THE EXERCISE:
Show each line of the data below that contains the string "telemetry", copying every such line in full. Case counts.

INFORMATION PROVIDED:
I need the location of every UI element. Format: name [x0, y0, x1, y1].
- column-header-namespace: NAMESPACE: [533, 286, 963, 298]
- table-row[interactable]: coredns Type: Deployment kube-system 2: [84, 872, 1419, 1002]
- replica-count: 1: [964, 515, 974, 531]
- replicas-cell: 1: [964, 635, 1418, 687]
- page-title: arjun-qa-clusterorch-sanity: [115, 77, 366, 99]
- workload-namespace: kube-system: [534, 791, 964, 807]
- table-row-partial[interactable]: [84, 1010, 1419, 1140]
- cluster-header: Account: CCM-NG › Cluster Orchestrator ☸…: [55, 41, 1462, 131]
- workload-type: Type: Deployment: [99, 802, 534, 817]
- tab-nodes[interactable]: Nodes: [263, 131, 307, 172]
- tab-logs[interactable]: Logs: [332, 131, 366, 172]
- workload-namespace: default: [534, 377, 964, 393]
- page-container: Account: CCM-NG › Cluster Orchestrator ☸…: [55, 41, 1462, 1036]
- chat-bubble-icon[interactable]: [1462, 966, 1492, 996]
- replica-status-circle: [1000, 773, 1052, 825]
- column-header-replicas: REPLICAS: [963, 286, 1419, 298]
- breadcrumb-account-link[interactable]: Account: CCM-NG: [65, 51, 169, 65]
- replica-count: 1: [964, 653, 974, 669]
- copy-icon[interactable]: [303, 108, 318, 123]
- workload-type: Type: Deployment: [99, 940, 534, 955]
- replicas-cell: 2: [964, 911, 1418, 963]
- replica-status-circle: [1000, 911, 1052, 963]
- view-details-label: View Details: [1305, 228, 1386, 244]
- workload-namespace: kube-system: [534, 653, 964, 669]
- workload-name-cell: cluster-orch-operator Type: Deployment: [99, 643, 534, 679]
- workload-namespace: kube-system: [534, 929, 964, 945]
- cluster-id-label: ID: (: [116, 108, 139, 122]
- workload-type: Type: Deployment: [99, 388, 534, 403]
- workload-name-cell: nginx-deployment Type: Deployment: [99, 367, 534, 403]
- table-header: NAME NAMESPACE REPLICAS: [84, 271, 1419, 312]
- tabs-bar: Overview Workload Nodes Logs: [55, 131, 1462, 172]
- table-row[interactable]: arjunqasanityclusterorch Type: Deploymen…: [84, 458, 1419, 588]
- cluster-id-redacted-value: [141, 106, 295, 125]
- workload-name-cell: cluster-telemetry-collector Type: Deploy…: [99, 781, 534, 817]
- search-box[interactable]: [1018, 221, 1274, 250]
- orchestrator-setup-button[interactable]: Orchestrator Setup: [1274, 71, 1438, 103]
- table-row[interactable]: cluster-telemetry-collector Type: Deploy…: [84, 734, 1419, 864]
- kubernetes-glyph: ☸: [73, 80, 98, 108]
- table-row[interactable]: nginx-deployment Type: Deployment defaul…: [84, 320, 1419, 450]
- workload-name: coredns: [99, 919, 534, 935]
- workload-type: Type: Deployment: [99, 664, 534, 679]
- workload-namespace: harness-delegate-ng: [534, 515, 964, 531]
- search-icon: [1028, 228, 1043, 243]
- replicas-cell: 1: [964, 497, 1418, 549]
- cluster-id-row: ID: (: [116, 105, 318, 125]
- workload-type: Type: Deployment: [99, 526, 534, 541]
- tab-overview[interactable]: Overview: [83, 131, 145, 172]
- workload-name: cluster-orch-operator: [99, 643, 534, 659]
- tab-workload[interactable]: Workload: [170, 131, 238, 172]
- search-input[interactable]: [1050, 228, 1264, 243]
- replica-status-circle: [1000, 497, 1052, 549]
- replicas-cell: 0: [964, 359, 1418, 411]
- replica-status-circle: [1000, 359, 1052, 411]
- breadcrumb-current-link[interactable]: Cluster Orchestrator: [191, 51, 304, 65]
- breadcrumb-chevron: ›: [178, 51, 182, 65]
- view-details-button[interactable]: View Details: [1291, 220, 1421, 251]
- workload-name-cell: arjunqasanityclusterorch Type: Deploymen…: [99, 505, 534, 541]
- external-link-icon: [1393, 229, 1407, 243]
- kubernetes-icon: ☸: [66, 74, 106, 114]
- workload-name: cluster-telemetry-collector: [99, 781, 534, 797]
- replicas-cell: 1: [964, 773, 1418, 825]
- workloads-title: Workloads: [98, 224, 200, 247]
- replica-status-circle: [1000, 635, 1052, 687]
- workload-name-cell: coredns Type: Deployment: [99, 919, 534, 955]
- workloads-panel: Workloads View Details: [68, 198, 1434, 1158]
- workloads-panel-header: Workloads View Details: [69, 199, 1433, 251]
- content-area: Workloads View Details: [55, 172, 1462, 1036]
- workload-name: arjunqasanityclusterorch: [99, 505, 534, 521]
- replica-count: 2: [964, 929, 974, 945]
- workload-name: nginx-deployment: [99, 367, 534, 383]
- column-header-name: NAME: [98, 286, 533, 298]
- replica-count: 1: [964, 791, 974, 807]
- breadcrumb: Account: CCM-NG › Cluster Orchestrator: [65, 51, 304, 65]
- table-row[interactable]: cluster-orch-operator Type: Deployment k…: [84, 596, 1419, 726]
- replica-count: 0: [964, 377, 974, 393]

RESULT FOR THIS TASK:
- workload-name-cell: cluster-telemetry-collector Type: Deploy…: [99, 781, 534, 817]
- table-row[interactable]: cluster-telemetry-collector Type: Deploy…: [84, 734, 1419, 864]
- workload-name: cluster-telemetry-collector: [99, 781, 534, 797]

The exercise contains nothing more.